How many lines hold the string "今夫不受之天"? Reply with the number alone.
* BEGIN *
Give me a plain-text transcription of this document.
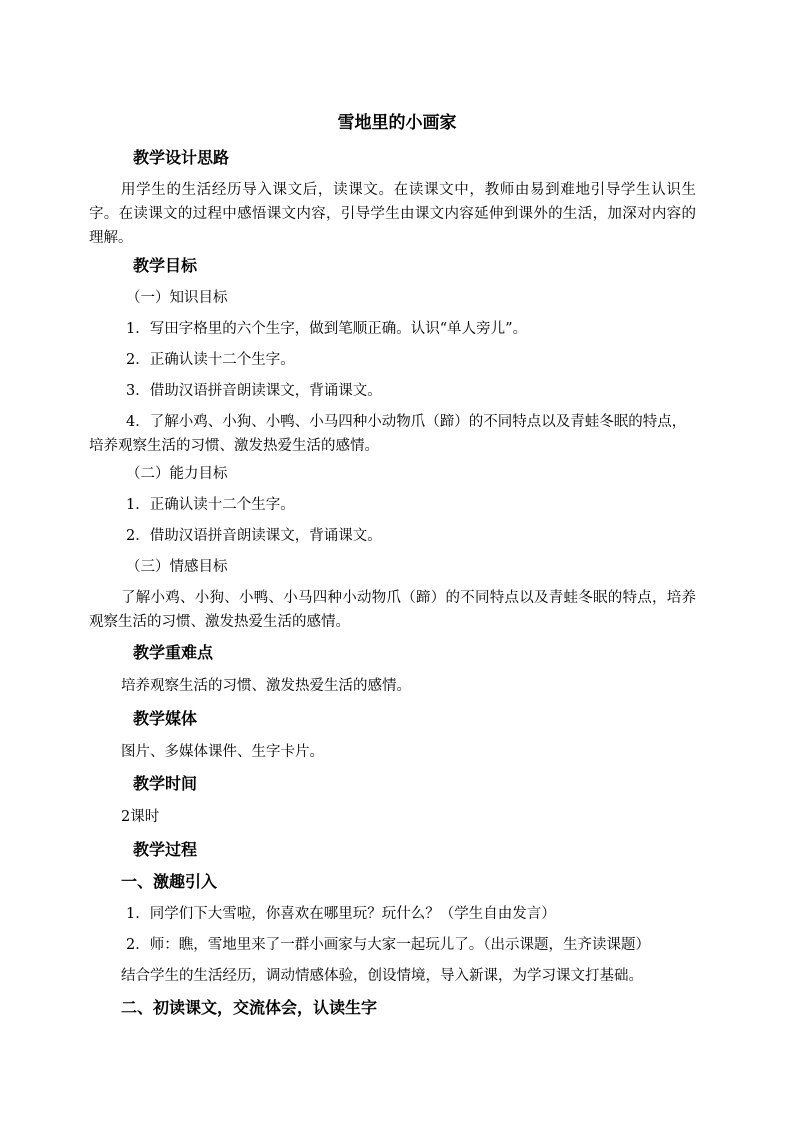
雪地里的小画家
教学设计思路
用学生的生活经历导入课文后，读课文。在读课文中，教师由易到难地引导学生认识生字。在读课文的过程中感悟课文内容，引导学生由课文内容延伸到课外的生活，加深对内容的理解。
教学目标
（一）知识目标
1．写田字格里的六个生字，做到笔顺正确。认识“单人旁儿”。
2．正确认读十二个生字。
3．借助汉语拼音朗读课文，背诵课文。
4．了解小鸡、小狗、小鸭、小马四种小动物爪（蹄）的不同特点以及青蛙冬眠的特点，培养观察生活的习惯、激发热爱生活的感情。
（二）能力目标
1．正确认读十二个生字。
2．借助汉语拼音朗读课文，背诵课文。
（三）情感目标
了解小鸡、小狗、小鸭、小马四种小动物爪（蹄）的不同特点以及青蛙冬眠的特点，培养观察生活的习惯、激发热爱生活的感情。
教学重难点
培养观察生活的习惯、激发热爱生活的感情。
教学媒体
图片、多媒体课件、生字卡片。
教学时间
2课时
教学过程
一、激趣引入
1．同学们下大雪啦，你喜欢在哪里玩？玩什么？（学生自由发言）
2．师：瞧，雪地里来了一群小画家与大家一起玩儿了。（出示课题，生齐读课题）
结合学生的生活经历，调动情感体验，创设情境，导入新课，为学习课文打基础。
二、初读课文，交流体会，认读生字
* END *
* BEGIN *
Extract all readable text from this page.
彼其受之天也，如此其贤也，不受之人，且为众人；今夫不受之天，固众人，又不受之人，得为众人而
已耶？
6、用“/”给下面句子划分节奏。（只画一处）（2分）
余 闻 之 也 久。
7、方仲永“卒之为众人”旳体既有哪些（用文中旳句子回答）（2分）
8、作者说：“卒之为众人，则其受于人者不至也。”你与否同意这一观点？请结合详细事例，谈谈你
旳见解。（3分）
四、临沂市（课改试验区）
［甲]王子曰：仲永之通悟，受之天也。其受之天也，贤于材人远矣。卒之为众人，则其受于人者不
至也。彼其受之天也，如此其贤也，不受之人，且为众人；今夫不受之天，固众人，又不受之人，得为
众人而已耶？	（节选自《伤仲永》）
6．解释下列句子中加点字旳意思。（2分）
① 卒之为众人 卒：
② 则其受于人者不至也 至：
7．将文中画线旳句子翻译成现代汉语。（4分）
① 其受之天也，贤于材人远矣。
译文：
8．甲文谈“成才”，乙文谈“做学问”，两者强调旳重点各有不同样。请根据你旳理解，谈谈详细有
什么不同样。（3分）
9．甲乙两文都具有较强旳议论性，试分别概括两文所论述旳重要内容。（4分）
* END *
* BEGIN *
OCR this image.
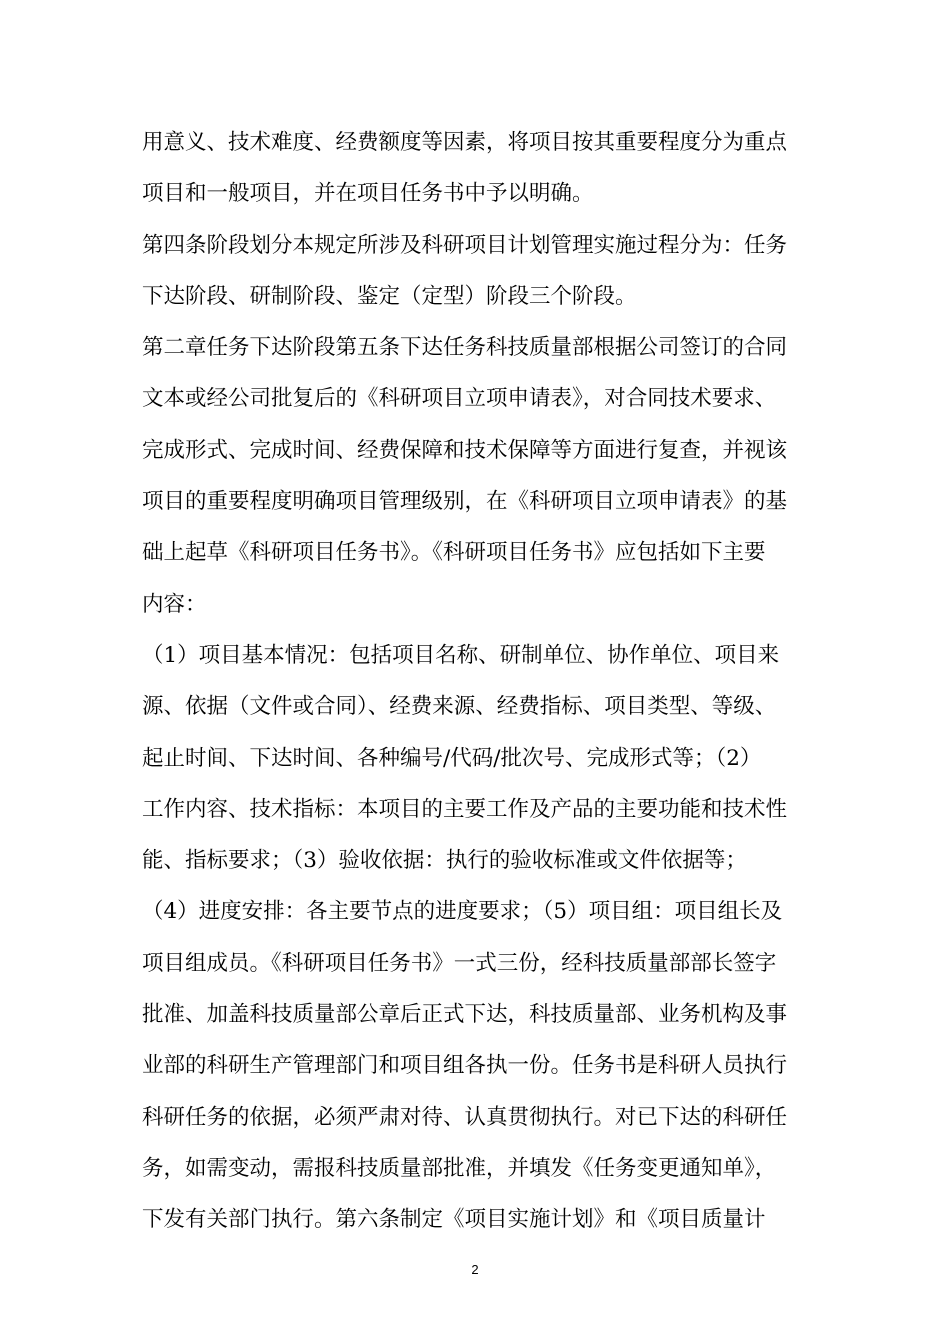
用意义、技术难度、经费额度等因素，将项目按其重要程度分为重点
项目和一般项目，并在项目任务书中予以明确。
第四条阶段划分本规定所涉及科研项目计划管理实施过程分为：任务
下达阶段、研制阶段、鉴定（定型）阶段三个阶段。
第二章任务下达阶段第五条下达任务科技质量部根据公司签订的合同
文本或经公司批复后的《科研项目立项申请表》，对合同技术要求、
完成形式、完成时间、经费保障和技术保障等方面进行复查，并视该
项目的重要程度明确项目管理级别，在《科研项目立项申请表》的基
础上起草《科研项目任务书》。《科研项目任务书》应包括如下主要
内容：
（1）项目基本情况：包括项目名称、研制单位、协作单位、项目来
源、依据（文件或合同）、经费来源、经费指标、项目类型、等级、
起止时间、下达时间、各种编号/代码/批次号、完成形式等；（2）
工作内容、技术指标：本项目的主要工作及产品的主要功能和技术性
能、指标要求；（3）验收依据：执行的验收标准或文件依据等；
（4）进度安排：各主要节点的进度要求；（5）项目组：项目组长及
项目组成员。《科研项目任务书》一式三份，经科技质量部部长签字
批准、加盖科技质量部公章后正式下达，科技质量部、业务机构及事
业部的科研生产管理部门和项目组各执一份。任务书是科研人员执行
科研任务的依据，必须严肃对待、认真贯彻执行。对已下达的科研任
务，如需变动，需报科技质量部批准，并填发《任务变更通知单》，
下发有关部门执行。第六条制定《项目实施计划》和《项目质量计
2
* END *
(Exercise output): 2